Work required: Copy everything in the listing below word for word, apart from any images.

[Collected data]
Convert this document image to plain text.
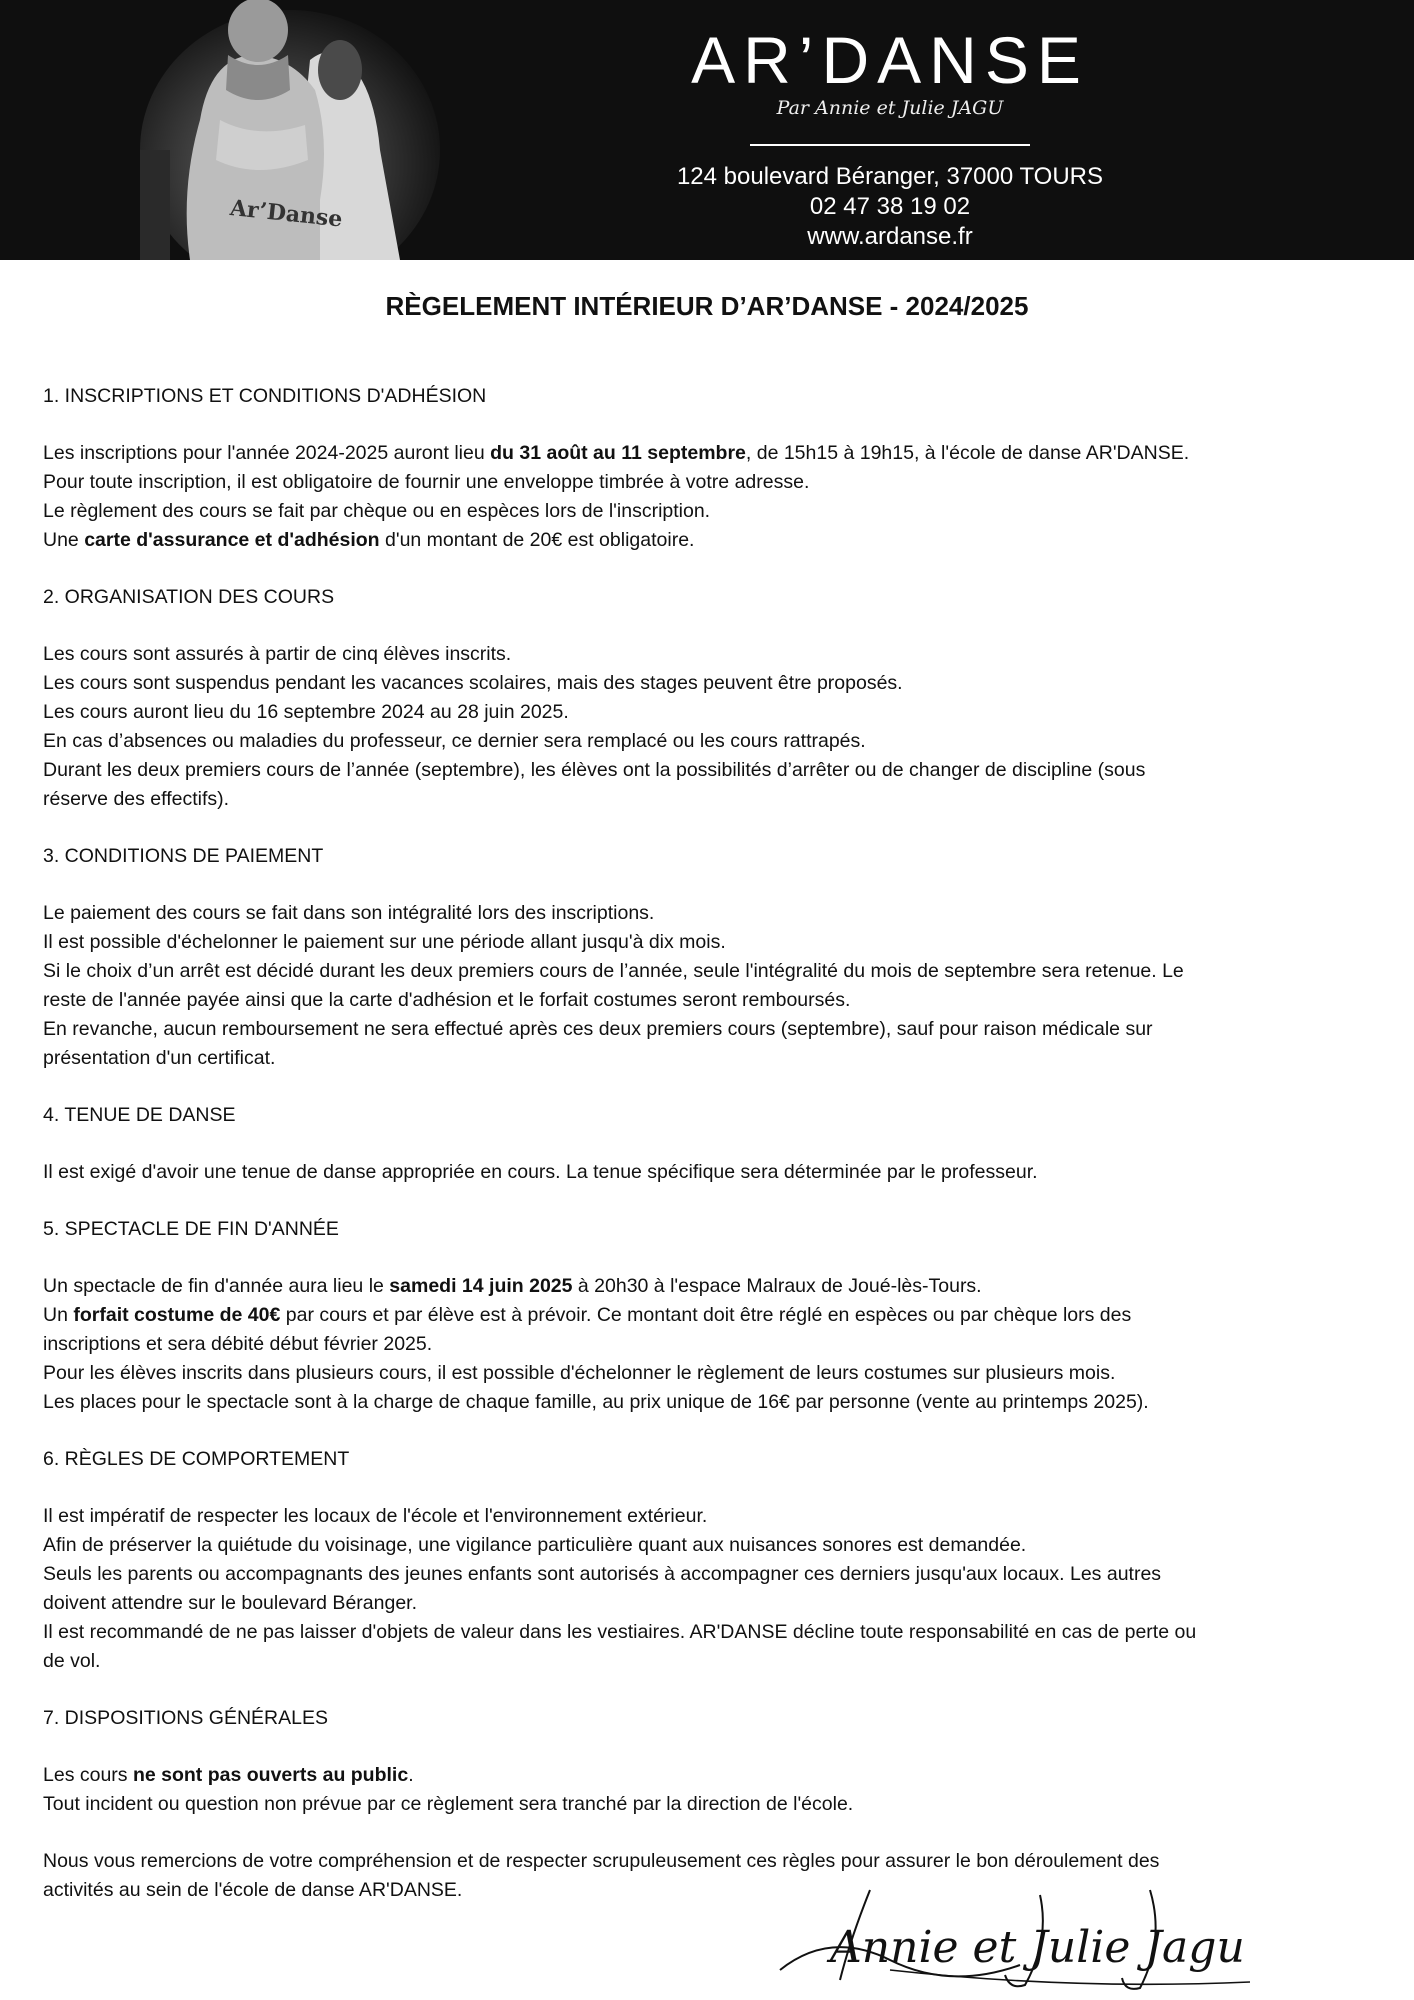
Ar’Danse
AR’DANSE
Par Annie et Julie JAGU
124 boulevard Béranger, 37000 TOURS
02 47 38 19 02
www.ardanse.fr
RÈGELEMENT INTÉRIEUR D’AR’DANSE - 2024/2025
1. INSCRIPTIONS ET CONDITIONS D'ADHÉSION
Les inscriptions pour l'année 2024-2025 auront lieu du 31 août au 11 septembre, de 15h15 à 19h15, à l'école de danse AR'DANSE.
Pour toute inscription, il est obligatoire de fournir une enveloppe timbrée à votre adresse.
Le règlement des cours se fait par chèque ou en espèces lors de l'inscription.
Une carte d'assurance et d'adhésion d'un montant de 20€ est obligatoire.
2. ORGANISATION DES COURS
Les cours sont assurés à partir de cinq élèves inscrits.
Les cours sont suspendus pendant les vacances scolaires, mais des stages peuvent être proposés.
Les cours auront lieu du 16 septembre 2024 au 28 juin 2025.
En cas d’absences ou maladies du professeur, ce dernier sera remplacé ou les cours rattrapés.
Durant les deux premiers cours de l’année (septembre), les élèves ont la possibilités d’arrêter ou de changer de discipline (sous
réserve des effectifs).
3. CONDITIONS DE PAIEMENT
Le paiement des cours se fait dans son intégralité lors des inscriptions.
Il est possible d'échelonner le paiement sur une période allant jusqu'à dix mois.
Si le choix d’un arrêt est décidé durant les deux premiers cours de l’année, seule l'intégralité du mois de septembre sera retenue. Le
reste de l'année payée ainsi que la carte d'adhésion et le forfait costumes seront remboursés.
En revanche, aucun remboursement ne sera effectué après ces deux premiers cours (septembre), sauf pour raison médicale sur
présentation d'un certificat.
4. TENUE DE DANSE
Il est exigé d'avoir une tenue de danse appropriée en cours. La tenue spécifique sera déterminée par le professeur.
5. SPECTACLE DE FIN D'ANNÉE
Un spectacle de fin d'année aura lieu le samedi 14 juin 2025 à 20h30 à l'espace Malraux de Joué-lès-Tours.
Un forfait costume de 40€ par cours et par élève est à prévoir. Ce montant doit être réglé en espèces ou par chèque lors des
inscriptions et sera débité début février 2025.
Pour les élèves inscrits dans plusieurs cours, il est possible d'échelonner le règlement de leurs costumes sur plusieurs mois.
Les places pour le spectacle sont à la charge de chaque famille, au prix unique de 16€ par personne (vente au printemps 2025).
6. RÈGLES DE COMPORTEMENT
Il est impératif de respecter les locaux de l'école et l'environnement extérieur.
Afin de préserver la quiétude du voisinage, une vigilance particulière quant aux nuisances sonores est demandée.
Seuls les parents ou accompagnants des jeunes enfants sont autorisés à accompagner ces derniers jusqu'aux locaux. Les autres
doivent attendre sur le boulevard Béranger.
Il est recommandé de ne pas laisser d'objets de valeur dans les vestiaires. AR'DANSE décline toute responsabilité en cas de perte ou
de vol.
7. DISPOSITIONS GÉNÉRALES
Les cours ne sont pas ouverts au public.
Tout incident ou question non prévue par ce règlement sera tranché par la direction de l'école.
Nous vous remercions de votre compréhension et de respecter scrupuleusement ces règles pour assurer le bon déroulement des
activités au sein de l'école de danse AR'DANSE.
Annie et Julie Jagu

Solution:
Convert this document image to plain text.
Ar’Danse
AR’DANSE
Par Annie et Julie JAGU
124 boulevard Béranger, 37000 TOURS
02 47 38 19 02
www.ardanse.fr
RÈGELEMENT INTÉRIEUR D’AR’DANSE - 2024/2025
1. INSCRIPTIONS ET CONDITIONS D'ADHÉSION
Les inscriptions pour l'année 2024-2025 auront lieu du 31 août au 11 septembre, de 15h15 à 19h15, à l'école de danse AR'DANSE.
Pour toute inscription, il est obligatoire de fournir une enveloppe timbrée à votre adresse.
Le règlement des cours se fait par chèque ou en espèces lors de l'inscription.
Une carte d'assurance et d'adhésion d'un montant de 20€ est obligatoire.
2. ORGANISATION DES COURS
Les cours sont assurés à partir de cinq élèves inscrits.
Les cours sont suspendus pendant les vacances scolaires, mais des stages peuvent être proposés.
Les cours auront lieu du 16 septembre 2024 au 28 juin 2025.
En cas d’absences ou maladies du professeur, ce dernier sera remplacé ou les cours rattrapés.
Durant les deux premiers cours de l’année (septembre), les élèves ont la possibilités d’arrêter ou de changer de discipline (sous
réserve des effectifs).
3. CONDITIONS DE PAIEMENT
Le paiement des cours se fait dans son intégralité lors des inscriptions.
Il est possible d'échelonner le paiement sur une période allant jusqu'à dix mois.
Si le choix d’un arrêt est décidé durant les deux premiers cours de l’année, seule l'intégralité du mois de septembre sera retenue. Le
reste de l'année payée ainsi que la carte d'adhésion et le forfait costumes seront remboursés.
En revanche, aucun remboursement ne sera effectué après ces deux premiers cours (septembre), sauf pour raison médicale sur
présentation d'un certificat.
4. TENUE DE DANSE
Il est exigé d'avoir une tenue de danse appropriée en cours. La tenue spécifique sera déterminée par le professeur.
5. SPECTACLE DE FIN D'ANNÉE
Un spectacle de fin d'année aura lieu le samedi 14 juin 2025 à 20h30 à l'espace Malraux de Joué-lès-Tours.
Un forfait costume de 40€ par cours et par élève est à prévoir. Ce montant doit être réglé en espèces ou par chèque lors des
inscriptions et sera débité début février 2025.
Pour les élèves inscrits dans plusieurs cours, il est possible d'échelonner le règlement de leurs costumes sur plusieurs mois.
Les places pour le spectacle sont à la charge de chaque famille, au prix unique de 16€ par personne (vente au printemps 2025).
6. RÈGLES DE COMPORTEMENT
Il est impératif de respecter les locaux de l'école et l'environnement extérieur.
Afin de préserver la quiétude du voisinage, une vigilance particulière quant aux nuisances sonores est demandée.
Seuls les parents ou accompagnants des jeunes enfants sont autorisés à accompagner ces derniers jusqu'aux locaux. Les autres
doivent attendre sur le boulevard Béranger.
Il est recommandé de ne pas laisser d'objets de valeur dans les vestiaires. AR'DANSE décline toute responsabilité en cas de perte ou
de vol.
7. DISPOSITIONS GÉNÉRALES
Les cours ne sont pas ouverts au public.
Tout incident ou question non prévue par ce règlement sera tranché par la direction de l'école.
Nous vous remercions de votre compréhension et de respecter scrupuleusement ces règles pour assurer le bon déroulement des
activités au sein de l'école de danse AR'DANSE.
Annie et Julie Jagu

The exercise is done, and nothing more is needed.